Task prompt — Read the data and repeat all of it exactly.

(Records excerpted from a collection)
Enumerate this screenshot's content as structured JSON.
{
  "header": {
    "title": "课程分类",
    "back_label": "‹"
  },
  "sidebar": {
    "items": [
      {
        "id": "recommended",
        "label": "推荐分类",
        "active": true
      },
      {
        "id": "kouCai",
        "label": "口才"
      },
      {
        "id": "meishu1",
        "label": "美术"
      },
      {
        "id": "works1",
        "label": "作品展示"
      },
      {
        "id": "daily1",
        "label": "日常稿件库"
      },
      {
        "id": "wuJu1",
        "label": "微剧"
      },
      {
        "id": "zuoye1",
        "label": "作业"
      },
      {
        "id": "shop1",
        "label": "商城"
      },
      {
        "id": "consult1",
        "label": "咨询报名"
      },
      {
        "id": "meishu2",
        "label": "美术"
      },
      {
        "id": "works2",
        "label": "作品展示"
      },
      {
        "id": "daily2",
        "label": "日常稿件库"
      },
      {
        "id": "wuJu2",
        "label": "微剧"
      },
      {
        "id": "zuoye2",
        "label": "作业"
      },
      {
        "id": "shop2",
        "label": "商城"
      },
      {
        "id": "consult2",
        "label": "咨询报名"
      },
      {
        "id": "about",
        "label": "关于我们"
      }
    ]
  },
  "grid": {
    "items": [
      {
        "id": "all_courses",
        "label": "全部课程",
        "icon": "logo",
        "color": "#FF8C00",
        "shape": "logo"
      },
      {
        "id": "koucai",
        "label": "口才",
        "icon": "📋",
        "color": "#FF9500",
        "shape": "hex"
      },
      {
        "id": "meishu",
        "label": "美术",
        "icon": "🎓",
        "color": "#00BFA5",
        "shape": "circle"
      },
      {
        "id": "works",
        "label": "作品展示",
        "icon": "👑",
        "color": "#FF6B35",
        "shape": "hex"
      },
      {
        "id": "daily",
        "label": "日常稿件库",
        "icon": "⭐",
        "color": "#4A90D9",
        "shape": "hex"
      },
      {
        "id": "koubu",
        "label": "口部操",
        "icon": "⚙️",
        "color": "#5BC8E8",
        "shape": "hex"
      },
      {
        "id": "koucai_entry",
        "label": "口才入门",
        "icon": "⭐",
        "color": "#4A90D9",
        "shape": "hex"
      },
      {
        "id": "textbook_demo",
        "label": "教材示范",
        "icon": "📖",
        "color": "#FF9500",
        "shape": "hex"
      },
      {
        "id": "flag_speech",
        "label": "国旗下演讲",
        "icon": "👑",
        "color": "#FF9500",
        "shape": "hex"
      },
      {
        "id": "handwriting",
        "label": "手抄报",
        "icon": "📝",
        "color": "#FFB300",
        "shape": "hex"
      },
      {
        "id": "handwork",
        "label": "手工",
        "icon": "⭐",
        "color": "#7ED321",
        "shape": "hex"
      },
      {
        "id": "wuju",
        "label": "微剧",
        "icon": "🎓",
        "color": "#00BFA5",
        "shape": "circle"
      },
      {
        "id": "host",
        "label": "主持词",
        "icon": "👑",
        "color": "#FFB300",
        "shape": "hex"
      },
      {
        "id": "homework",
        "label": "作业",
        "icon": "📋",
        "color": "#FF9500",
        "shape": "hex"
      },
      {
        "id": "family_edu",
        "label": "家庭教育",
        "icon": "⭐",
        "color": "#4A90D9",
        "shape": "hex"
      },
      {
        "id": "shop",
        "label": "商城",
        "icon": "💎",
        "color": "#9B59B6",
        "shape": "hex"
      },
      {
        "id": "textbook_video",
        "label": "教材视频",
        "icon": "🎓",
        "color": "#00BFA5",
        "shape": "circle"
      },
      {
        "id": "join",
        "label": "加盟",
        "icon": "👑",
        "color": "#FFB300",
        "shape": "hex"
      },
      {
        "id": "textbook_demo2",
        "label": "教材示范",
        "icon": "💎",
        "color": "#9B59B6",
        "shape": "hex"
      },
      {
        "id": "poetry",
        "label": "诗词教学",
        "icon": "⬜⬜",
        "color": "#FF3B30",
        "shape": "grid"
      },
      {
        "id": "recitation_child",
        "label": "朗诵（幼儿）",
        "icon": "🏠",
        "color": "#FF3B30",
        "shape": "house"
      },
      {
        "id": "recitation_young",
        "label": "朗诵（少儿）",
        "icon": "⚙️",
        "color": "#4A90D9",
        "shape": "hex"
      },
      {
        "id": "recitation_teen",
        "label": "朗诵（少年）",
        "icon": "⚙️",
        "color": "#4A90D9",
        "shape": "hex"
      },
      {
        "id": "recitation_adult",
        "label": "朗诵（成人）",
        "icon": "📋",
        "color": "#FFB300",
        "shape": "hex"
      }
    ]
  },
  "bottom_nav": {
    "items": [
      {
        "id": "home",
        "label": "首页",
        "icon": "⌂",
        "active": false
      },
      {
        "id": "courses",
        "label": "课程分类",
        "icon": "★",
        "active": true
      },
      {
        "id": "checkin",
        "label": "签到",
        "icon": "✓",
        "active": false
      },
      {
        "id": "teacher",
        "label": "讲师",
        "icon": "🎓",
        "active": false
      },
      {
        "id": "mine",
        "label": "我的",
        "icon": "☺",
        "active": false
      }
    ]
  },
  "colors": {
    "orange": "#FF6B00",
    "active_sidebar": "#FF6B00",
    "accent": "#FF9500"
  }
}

Worked answer —
Enumerate this screenshot's content as structured JSON.
{
  "header": {
    "title": "课程分类",
    "back_label": "‹"
  },
  "sidebar": {
    "items": [
      {
        "id": "recommended",
        "label": "推荐分类",
        "active": true
      },
      {
        "id": "kouCai",
        "label": "口才"
      },
      {
        "id": "meishu1",
        "label": "美术"
      },
      {
        "id": "works1",
        "label": "作品展示"
      },
      {
        "id": "daily1",
        "label": "日常稿件库"
      },
      {
        "id": "wuJu1",
        "label": "微剧"
      },
      {
        "id": "zuoye1",
        "label": "作业"
      },
      {
        "id": "shop1",
        "label": "商城"
      },
      {
        "id": "consult1",
        "label": "咨询报名"
      },
      {
        "id": "meishu2",
        "label": "美术"
      },
      {
        "id": "works2",
        "label": "作品展示"
      },
      {
        "id": "daily2",
        "label": "日常稿件库"
      },
      {
        "id": "wuJu2",
        "label": "微剧"
      },
      {
        "id": "zuoye2",
        "label": "作业"
      },
      {
        "id": "shop2",
        "label": "商城"
      },
      {
        "id": "consult2",
        "label": "咨询报名"
      },
      {
        "id": "about",
        "label": "关于我们"
      }
    ]
  },
  "grid": {
    "items": [
      {
        "id": "all_courses",
        "label": "全部课程",
        "icon": "logo",
        "color": "#FF8C00",
        "shape": "logo"
      },
      {
        "id": "koucai",
        "label": "口才",
        "icon": "📋",
        "color": "#FF9500",
        "shape": "hex"
      },
      {
        "id": "meishu",
        "label": "美术",
        "icon": "🎓",
        "color": "#00BFA5",
        "shape": "circle"
      },
      {
        "id": "works",
        "label": "作品展示",
        "icon": "👑",
        "color": "#FF6B35",
        "shape": "hex"
      },
      {
        "id": "daily",
        "label": "日常稿件库",
        "icon": "⭐",
        "color": "#4A90D9",
        "shape": "hex"
      },
      {
        "id": "koubu",
        "label": "口部操",
        "icon": "⚙️",
        "color": "#5BC8E8",
        "shape": "hex"
      },
      {
        "id": "koucai_entry",
        "label": "口才入门",
        "icon": "⭐",
        "color": "#4A90D9",
        "shape": "hex"
      },
      {
        "id": "textbook_demo",
        "label": "教材示范",
        "icon": "📖",
        "color": "#FF9500",
        "shape": "hex"
      },
      {
        "id": "flag_speech",
        "label": "国旗下演讲",
        "icon": "👑",
        "color": "#FF9500",
        "shape": "hex"
      },
      {
        "id": "handwriting",
        "label": "手抄报",
        "icon": "📝",
        "color": "#FFB300",
        "shape": "hex"
      },
      {
        "id": "handwork",
        "label": "手工",
        "icon": "⭐",
        "color": "#7ED321",
        "shape": "hex"
      },
      {
        "id": "wuju",
        "label": "微剧",
        "icon": "🎓",
        "color": "#00BFA5",
        "shape": "circle"
      },
      {
        "id": "host",
        "label": "主持词",
        "icon": "👑",
        "color": "#FFB300",
        "shape": "hex"
      },
      {
        "id": "homework",
        "label": "作业",
        "icon": "📋",
        "color": "#FF9500",
        "shape": "hex"
      },
      {
        "id": "family_edu",
        "label": "家庭教育",
        "icon": "⭐",
        "color": "#4A90D9",
        "shape": "hex"
      },
      {
        "id": "shop",
        "label": "商城",
        "icon": "💎",
        "color": "#9B59B6",
        "shape": "hex"
      },
      {
        "id": "textbook_video",
        "label": "教材视频",
        "icon": "🎓",
        "color": "#00BFA5",
        "shape": "circle"
      },
      {
        "id": "join",
        "label": "加盟",
        "icon": "👑",
        "color": "#FFB300",
        "shape": "hex"
      },
      {
        "id": "textbook_demo2",
        "label": "教材示范",
        "icon": "💎",
        "color": "#9B59B6",
        "shape": "hex"
      },
      {
        "id": "poetry",
        "label": "诗词教学",
        "icon": "⬜⬜",
        "color": "#FF3B30",
        "shape": "grid"
      },
      {
        "id": "recitation_child",
        "label": "朗诵（幼儿）",
        "icon": "🏠",
        "color": "#FF3B30",
        "shape": "house"
      },
      {
        "id": "recitation_young",
        "label": "朗诵（少儿）",
        "icon": "⚙️",
        "color": "#4A90D9",
        "shape": "hex"
      },
      {
        "id": "recitation_teen",
        "label": "朗诵（少年）",
        "icon": "⚙️",
        "color": "#4A90D9",
        "shape": "hex"
      },
      {
        "id": "recitation_adult",
        "label": "朗诵（成人）",
        "icon": "📋",
        "color": "#FFB300",
        "shape": "hex"
      }
    ]
  },
  "bottom_nav": {
    "items": [
      {
        "id": "home",
        "label": "首页",
        "icon": "⌂",
        "active": false
      },
      {
        "id": "courses",
        "label": "课程分类",
        "icon": "★",
        "active": true
      },
      {
        "id": "checkin",
        "label": "签到",
        "icon": "✓",
        "active": false
      },
      {
        "id": "teacher",
        "label": "讲师",
        "icon": "🎓",
        "active": false
      },
      {
        "id": "mine",
        "label": "我的",
        "icon": "☺",
        "active": false
      }
    ]
  },
  "colors": {
    "orange": "#FF6B00",
    "active_sidebar": "#FF6B00",
    "accent": "#FF9500"
  }
}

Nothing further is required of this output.